[Raw records]
══════
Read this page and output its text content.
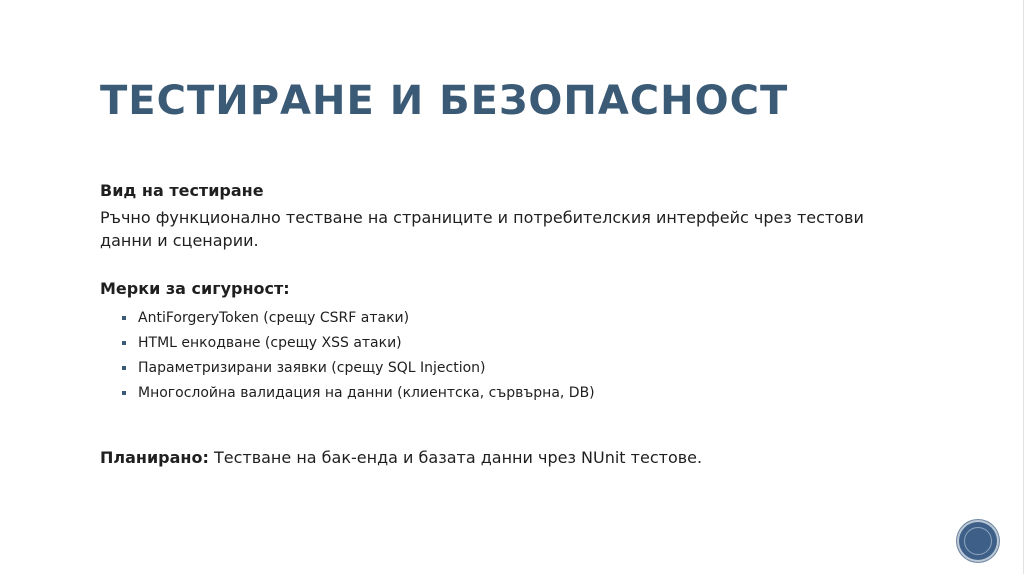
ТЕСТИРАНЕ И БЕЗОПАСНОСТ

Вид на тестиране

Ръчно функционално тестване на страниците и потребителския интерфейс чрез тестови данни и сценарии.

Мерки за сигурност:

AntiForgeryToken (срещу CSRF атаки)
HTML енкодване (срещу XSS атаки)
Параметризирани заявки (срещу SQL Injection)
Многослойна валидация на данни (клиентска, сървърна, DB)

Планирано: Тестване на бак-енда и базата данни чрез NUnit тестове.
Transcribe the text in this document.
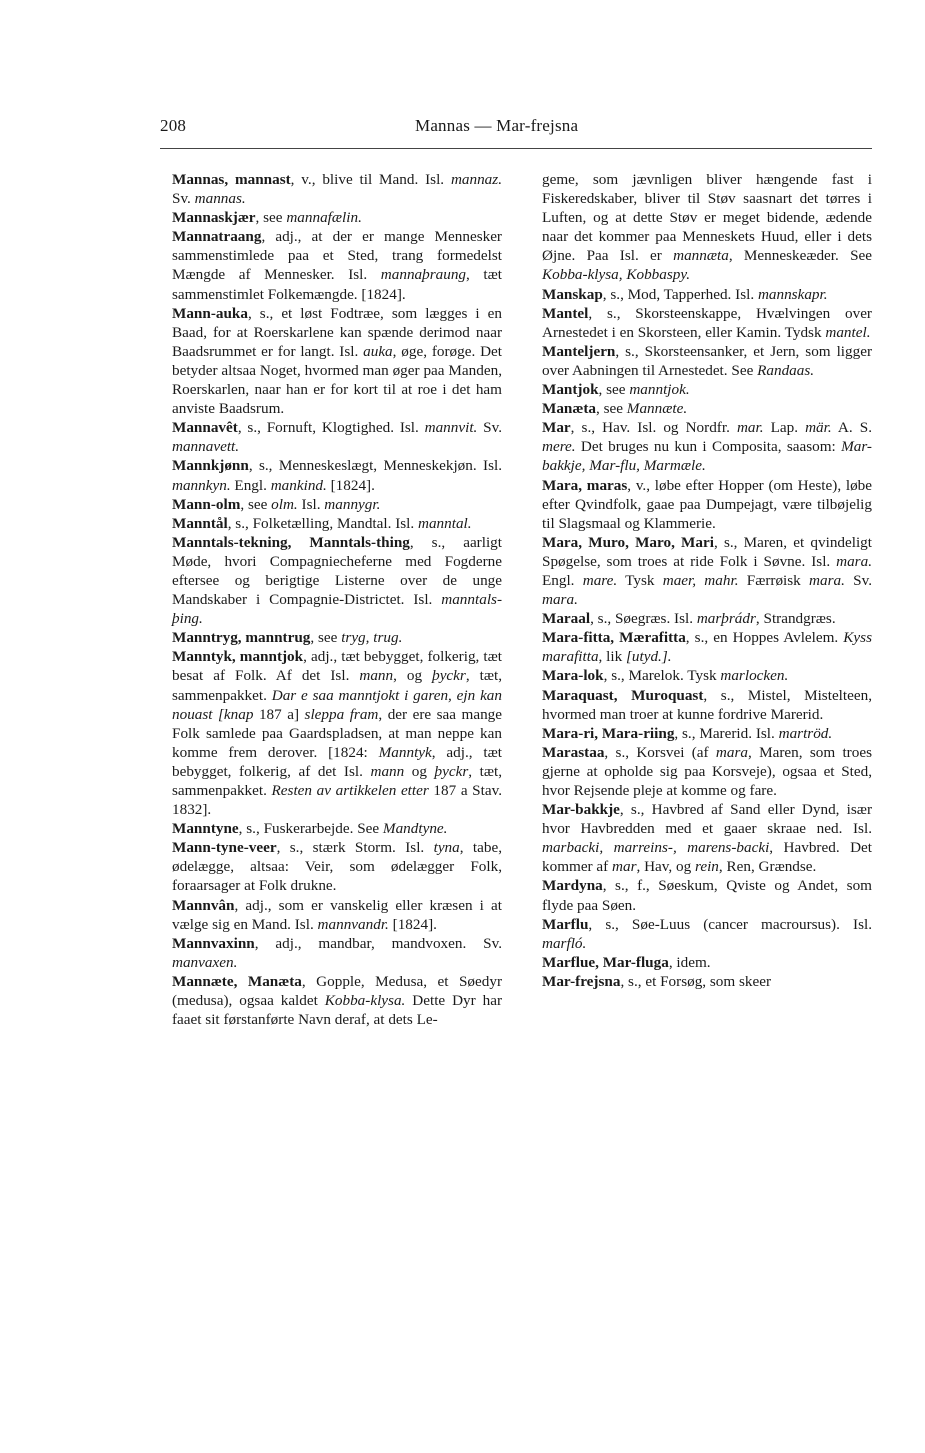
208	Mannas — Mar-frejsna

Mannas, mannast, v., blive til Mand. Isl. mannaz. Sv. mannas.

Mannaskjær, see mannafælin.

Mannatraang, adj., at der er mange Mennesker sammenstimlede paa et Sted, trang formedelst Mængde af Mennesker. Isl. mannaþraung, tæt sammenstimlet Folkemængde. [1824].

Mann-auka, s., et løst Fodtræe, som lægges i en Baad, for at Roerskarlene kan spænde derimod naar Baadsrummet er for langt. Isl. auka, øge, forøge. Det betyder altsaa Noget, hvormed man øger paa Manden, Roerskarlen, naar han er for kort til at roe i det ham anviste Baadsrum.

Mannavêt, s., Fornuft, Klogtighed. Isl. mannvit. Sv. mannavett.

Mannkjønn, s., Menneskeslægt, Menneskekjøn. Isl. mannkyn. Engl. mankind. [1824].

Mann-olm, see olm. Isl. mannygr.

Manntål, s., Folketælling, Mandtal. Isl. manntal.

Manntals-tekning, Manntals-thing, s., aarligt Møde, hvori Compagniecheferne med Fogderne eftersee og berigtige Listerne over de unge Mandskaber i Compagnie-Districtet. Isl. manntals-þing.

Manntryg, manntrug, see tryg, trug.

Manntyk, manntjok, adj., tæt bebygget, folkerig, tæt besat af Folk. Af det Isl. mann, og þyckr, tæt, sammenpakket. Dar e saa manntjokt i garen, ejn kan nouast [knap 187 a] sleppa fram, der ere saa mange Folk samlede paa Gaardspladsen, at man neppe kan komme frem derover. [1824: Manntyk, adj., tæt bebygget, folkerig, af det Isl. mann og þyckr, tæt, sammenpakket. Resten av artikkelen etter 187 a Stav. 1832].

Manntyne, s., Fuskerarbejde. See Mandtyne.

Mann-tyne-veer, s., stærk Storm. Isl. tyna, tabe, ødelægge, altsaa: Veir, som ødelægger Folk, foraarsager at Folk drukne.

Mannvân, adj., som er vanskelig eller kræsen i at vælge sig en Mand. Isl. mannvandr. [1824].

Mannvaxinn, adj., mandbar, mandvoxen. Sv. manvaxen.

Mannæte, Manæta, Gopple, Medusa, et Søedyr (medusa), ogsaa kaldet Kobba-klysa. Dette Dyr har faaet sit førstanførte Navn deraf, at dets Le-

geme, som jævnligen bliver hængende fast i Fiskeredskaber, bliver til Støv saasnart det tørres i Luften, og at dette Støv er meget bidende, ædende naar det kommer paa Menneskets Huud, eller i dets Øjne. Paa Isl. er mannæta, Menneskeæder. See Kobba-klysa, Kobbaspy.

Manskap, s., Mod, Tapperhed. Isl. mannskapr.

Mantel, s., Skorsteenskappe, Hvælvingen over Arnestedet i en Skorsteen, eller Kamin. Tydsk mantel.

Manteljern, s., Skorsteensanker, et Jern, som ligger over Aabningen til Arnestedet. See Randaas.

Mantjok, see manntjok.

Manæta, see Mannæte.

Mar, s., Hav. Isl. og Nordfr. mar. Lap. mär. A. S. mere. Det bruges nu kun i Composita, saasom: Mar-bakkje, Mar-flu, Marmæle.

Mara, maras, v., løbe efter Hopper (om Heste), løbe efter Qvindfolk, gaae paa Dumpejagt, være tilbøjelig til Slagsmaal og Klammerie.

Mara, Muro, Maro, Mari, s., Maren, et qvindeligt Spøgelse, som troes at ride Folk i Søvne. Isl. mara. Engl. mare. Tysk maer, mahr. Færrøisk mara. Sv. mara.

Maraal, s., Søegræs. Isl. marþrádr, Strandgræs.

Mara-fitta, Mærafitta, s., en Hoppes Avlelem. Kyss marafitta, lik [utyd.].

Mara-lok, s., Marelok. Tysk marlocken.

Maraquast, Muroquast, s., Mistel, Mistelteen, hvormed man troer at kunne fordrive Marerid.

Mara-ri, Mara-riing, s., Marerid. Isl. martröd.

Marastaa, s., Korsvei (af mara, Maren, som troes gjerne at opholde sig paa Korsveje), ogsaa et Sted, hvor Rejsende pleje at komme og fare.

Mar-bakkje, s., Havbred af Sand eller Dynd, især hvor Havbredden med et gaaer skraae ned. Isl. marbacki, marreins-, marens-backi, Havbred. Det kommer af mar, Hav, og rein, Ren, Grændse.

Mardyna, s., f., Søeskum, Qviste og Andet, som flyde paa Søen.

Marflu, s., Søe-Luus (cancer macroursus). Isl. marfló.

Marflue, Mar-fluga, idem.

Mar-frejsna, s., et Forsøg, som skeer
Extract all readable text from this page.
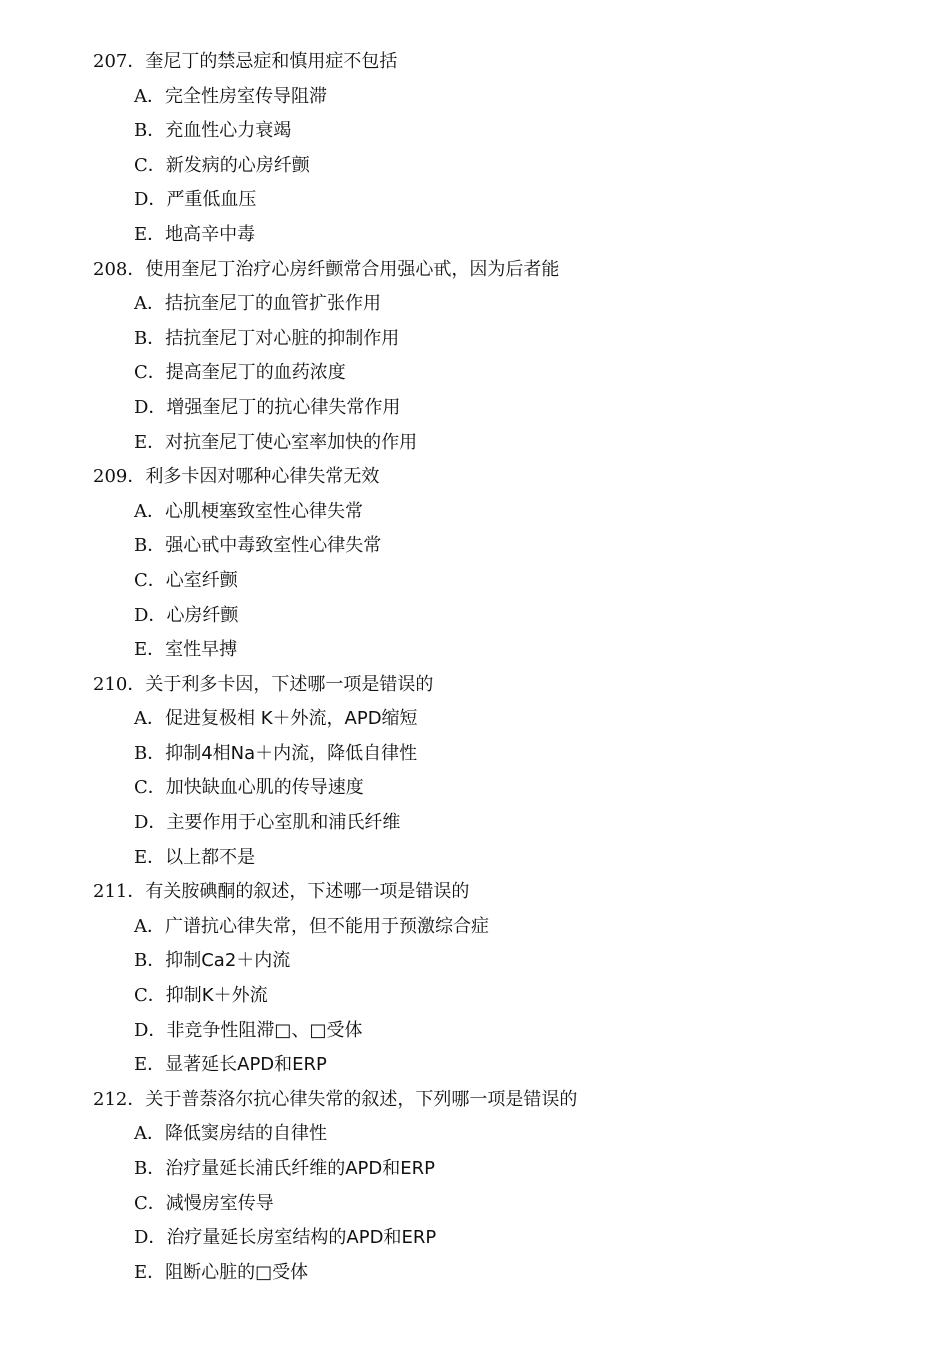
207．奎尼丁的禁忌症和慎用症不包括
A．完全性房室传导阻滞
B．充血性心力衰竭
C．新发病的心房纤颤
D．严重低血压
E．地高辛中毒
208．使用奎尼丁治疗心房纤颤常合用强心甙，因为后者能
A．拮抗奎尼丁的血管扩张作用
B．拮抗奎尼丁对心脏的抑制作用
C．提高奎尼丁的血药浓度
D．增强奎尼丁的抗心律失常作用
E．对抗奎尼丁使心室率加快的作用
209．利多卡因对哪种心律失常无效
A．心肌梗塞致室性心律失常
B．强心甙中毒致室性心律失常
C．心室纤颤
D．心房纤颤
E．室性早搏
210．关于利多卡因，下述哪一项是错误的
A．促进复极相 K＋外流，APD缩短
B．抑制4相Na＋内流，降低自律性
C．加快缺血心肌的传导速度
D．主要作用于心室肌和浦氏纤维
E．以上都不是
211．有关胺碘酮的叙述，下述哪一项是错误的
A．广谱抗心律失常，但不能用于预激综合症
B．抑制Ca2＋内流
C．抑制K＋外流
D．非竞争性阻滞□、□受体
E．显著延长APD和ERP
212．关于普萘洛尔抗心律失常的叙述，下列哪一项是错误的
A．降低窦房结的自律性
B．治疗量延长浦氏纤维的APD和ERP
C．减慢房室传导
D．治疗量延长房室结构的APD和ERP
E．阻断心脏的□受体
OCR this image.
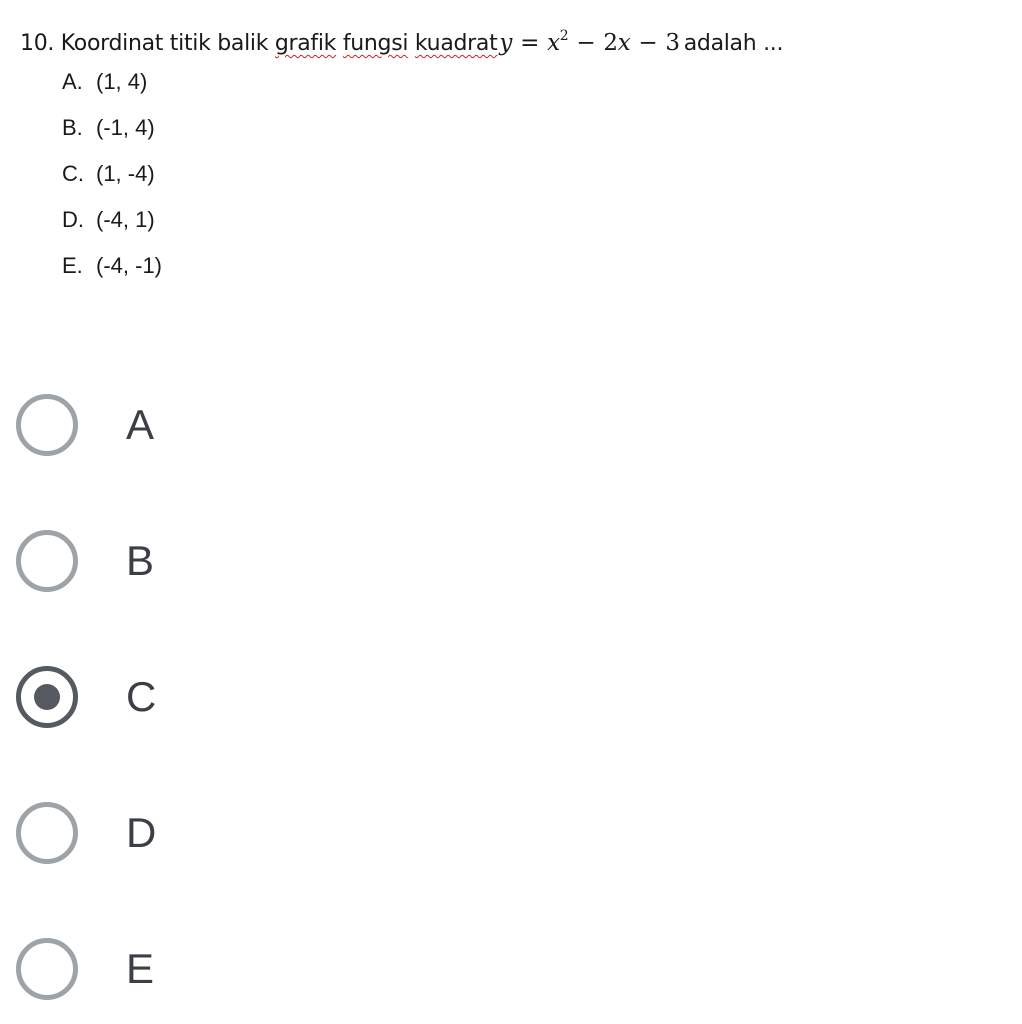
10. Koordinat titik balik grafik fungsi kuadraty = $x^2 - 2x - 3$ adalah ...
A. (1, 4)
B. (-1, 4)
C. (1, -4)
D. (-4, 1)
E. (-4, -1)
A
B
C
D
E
══════
## Stated problem:
Give every line back word for word and leave the pictures out.

## Exercise response:
Read this page and output its text content.
ТЕСТИРАНЕ И БЕЗОПАСНОСТ

Вид на тестиране

Ръчно функционално тестване на страниците и потребителския интерфейс чрез тестови данни и сценарии.

Мерки за сигурност:

AntiForgeryToken (срещу CSRF атаки)
HTML енкодване (срещу XSS атаки)
Параметризирани заявки (срещу SQL Injection)
Многослойна валидация на данни (клиентска, сървърна, DB)

Планирано: Тестване на бак-енда и базата данни чрез NUnit тестове.
Transcribe the text in this document.
208	Mannas — Mar-frejsna

Mannas, mannast, v., blive til Mand. Isl. mannaz. Sv. mannas.

Mannaskjær, see mannafælin.

Mannatraang, adj., at der er mange Mennesker sammenstimlede paa et Sted, trang formedelst Mængde af Mennesker. Isl. mannaþraung, tæt sammenstimlet Folkemængde. [1824].

Mann-auka, s., et løst Fodtræe, som lægges i en Baad, for at Roerskarlene kan spænde derimod naar Baadsrummet er for langt. Isl. auka, øge, forøge. Det betyder altsaa Noget, hvormed man øger paa Manden, Roerskarlen, naar han er for kort til at roe i det ham anviste Baadsrum.

Mannavêt, s., Fornuft, Klogtighed. Isl. mannvit. Sv. mannavett.

Mannkjønn, s., Menneskeslægt, Menneskekjøn. Isl. mannkyn. Engl. mankind. [1824].

Mann-olm, see olm. Isl. mannygr.

Manntål, s., Folketælling, Mandtal. Isl. manntal.

Manntals-tekning, Manntals-thing, s., aarligt Møde, hvori Compagniecheferne med Fogderne eftersee og berigtige Listerne over de unge Mandskaber i Compagnie-Districtet. Isl. manntals-þing.

Manntryg, manntrug, see tryg, trug.

Manntyk, manntjok, adj., tæt bebygget, folkerig, tæt besat af Folk. Af det Isl. mann, og þyckr, tæt, sammenpakket. Dar e saa manntjokt i garen, ejn kan nouast [knap 187 a] sleppa fram, der ere saa mange Folk samlede paa Gaardspladsen, at man neppe kan komme frem derover. [1824: Manntyk, adj., tæt bebygget, folkerig, af det Isl. mann og þyckr, tæt, sammenpakket. Resten av artikkelen etter 187 a Stav. 1832].

Manntyne, s., Fuskerarbejde. See Mandtyne.

Mann-tyne-veer, s., stærk Storm. Isl. tyna, tabe, ødelægge, altsaa: Veir, som ødelægger Folk, foraarsager at Folk drukne.

Mannvân, adj., som er vanskelig eller kræsen i at vælge sig en Mand. Isl. mannvandr. [1824].

Mannvaxinn, adj., mandbar, mandvoxen. Sv. manvaxen.

Mannæte, Manæta, Gopple, Medusa, et Søedyr (medusa), ogsaa kaldet Kobba-klysa. Dette Dyr har faaet sit førstanførte Navn deraf, at dets Le-

geme, som jævnligen bliver hængende fast i Fiskeredskaber, bliver til Støv saasnart det tørres i Luften, og at dette Støv er meget bidende, ædende naar det kommer paa Menneskets Huud, eller i dets Øjne. Paa Isl. er mannæta, Menneskeæder. See Kobba-klysa, Kobbaspy.

Manskap, s., Mod, Tapperhed. Isl. mannskapr.

Mantel, s., Skorsteenskappe, Hvælvingen over Arnestedet i en Skorsteen, eller Kamin. Tydsk mantel.

Manteljern, s., Skorsteensanker, et Jern, som ligger over Aabningen til Arnestedet. See Randaas.

Mantjok, see manntjok.

Manæta, see Mannæte.

Mar, s., Hav. Isl. og Nordfr. mar. Lap. mär. A. S. mere. Det bruges nu kun i Composita, saasom: Mar-bakkje, Mar-flu, Marmæle.

Mara, maras, v., løbe efter Hopper (om Heste), løbe efter Qvindfolk, gaae paa Dumpejagt, være tilbøjelig til Slagsmaal og Klammerie.

Mara, Muro, Maro, Mari, s., Maren, et qvindeligt Spøgelse, som troes at ride Folk i Søvne. Isl. mara. Engl. mare. Tysk maer, mahr. Færrøisk mara. Sv. mara.

Maraal, s., Søegræs. Isl. marþrádr, Strandgræs.

Mara-fitta, Mærafitta, s., en Hoppes Avlelem. Kyss marafitta, lik [utyd.].

Mara-lok, s., Marelok. Tysk marlocken.

Maraquast, Muroquast, s., Mistel, Mistelteen, hvormed man troer at kunne fordrive Marerid.

Mara-ri, Mara-riing, s., Marerid. Isl. martröd.

Marastaa, s., Korsvei (af mara, Maren, som troes gjerne at opholde sig paa Korsveje), ogsaa et Sted, hvor Rejsende pleje at komme og fare.

Mar-bakkje, s., Havbred af Sand eller Dynd, især hvor Havbredden med et gaaer skraae ned. Isl. marbacki, marreins-, marens-backi, Havbred. Det kommer af mar, Hav, og rein, Ren, Grændse.

Mardyna, s., f., Søeskum, Qviste og Andet, som flyde paa Søen.

Marflu, s., Søe-Luus (cancer macroursus). Isl. marfló.

Marflue, Mar-fluga, idem.

Mar-frejsna, s., et Forsøg, som skeer
Extract all readable text from this page.
207．奎尼丁的禁忌症和慎用症不包括
A．完全性房室传导阻滞
B．充血性心力衰竭
C．新发病的心房纤颤
D．严重低血压
E．地高辛中毒
208．使用奎尼丁治疗心房纤颤常合用强心甙，因为后者能
A．拮抗奎尼丁的血管扩张作用
B．拮抗奎尼丁对心脏的抑制作用
C．提高奎尼丁的血药浓度
D．增强奎尼丁的抗心律失常作用
E．对抗奎尼丁使心室率加快的作用
209．利多卡因对哪种心律失常无效
A．心肌梗塞致室性心律失常
B．强心甙中毒致室性心律失常
C．心室纤颤
D．心房纤颤
E．室性早搏
210．关于利多卡因，下述哪一项是错误的
A．促进复极相 K＋外流，APD缩短
B．抑制4相Na＋内流，降低自律性
C．加快缺血心肌的传导速度
D．主要作用于心室肌和浦氏纤维
E．以上都不是
211．有关胺碘酮的叙述，下述哪一项是错误的
A．广谱抗心律失常，但不能用于预激综合症
B．抑制Ca2＋内流
C．抑制K＋外流
D．非竞争性阻滞□、□受体
E．显著延长APD和ERP
212．关于普萘洛尔抗心律失常的叙述，下列哪一项是错误的
A．降低窦房结的自律性
B．治疗量延长浦氏纤维的APD和ERP
C．减慢房室传导
D．治疗量延长房室结构的APD和ERP
E．阻断心脏的□受体
OCR this image.
10. Koordinat titik balik grafik fungsi kuadraty = $x^2 - 2x - 3$ adalah ...
A. (1, 4)
B. (-1, 4)
C. (1, -4)
D. (-4, 1)
E. (-4, -1)
A
B
C
D
E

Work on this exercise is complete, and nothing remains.